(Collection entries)
=======

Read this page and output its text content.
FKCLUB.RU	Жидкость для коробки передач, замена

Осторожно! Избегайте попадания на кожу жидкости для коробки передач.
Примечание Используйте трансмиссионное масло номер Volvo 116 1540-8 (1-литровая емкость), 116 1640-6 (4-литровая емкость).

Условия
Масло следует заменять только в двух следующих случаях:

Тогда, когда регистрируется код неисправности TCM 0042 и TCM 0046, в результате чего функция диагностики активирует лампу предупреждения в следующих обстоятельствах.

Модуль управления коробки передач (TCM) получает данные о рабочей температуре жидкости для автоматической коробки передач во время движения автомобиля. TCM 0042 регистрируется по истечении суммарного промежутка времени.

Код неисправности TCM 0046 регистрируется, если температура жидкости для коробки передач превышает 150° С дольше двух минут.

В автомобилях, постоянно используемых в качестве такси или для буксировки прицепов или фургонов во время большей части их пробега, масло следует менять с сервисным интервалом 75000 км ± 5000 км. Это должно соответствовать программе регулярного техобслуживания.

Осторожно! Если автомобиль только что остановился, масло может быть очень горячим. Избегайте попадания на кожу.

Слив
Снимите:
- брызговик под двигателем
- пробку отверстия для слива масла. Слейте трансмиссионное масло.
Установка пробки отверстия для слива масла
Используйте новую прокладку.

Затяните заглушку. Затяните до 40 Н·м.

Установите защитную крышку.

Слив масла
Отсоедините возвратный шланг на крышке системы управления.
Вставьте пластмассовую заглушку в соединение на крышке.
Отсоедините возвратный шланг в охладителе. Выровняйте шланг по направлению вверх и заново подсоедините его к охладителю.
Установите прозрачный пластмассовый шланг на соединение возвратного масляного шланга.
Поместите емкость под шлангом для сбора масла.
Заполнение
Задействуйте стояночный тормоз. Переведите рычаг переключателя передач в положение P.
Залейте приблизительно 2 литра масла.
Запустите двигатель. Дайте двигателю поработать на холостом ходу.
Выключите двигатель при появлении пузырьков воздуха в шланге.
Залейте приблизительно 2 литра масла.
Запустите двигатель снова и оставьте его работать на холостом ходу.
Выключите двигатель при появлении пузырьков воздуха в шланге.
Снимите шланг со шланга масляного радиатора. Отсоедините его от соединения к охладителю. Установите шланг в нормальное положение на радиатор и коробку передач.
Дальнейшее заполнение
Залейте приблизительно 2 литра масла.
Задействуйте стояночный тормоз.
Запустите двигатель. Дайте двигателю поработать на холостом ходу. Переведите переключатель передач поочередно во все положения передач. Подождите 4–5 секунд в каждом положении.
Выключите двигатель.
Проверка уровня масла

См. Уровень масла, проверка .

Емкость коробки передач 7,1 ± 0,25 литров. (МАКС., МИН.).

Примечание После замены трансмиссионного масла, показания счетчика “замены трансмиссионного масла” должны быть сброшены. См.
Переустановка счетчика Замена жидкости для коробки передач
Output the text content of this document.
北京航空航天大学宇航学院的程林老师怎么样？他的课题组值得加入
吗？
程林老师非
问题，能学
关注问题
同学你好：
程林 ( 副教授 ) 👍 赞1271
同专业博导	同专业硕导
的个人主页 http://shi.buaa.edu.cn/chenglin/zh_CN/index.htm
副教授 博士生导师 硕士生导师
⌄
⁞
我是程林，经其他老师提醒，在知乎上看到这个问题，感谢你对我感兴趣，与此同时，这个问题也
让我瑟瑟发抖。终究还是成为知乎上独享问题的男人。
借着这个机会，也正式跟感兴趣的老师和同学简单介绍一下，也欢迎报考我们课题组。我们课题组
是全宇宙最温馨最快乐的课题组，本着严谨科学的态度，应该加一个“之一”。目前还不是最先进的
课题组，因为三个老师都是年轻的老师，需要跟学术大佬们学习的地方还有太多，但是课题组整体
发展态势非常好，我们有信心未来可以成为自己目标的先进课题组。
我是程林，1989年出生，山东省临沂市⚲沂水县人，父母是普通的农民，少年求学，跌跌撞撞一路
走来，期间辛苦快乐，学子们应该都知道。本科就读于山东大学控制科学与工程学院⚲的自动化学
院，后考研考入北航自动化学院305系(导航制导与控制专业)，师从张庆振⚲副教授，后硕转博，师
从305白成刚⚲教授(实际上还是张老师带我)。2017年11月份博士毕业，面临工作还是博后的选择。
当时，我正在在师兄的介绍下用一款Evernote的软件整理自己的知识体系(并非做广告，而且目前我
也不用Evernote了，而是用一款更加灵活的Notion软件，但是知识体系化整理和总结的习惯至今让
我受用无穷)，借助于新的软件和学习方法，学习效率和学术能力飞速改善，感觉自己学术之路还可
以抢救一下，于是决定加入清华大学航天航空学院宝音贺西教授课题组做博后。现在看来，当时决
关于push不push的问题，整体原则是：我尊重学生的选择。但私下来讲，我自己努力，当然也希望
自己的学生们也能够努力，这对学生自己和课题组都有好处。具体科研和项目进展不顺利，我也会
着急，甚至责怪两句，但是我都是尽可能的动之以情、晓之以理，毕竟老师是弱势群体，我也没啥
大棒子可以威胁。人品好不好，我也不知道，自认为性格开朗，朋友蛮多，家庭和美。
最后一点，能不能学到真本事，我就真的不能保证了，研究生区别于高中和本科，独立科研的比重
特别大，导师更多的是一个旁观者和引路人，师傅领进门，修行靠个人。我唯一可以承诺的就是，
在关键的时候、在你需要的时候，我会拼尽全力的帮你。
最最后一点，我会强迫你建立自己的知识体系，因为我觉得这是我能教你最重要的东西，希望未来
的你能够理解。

=======

In the entries above, identify every line with the string "Примечание".

**Exercise result**
Примечание Используйте трансмиссионное масло номер Volvo 116 1540-8 (1-литровая емкость), 116 1640-6 (4-литровая емкость).
Примечание После замены трансмиссионного масла, показания счетчика “замены трансмиссионного масла” должны быть сброшены. См.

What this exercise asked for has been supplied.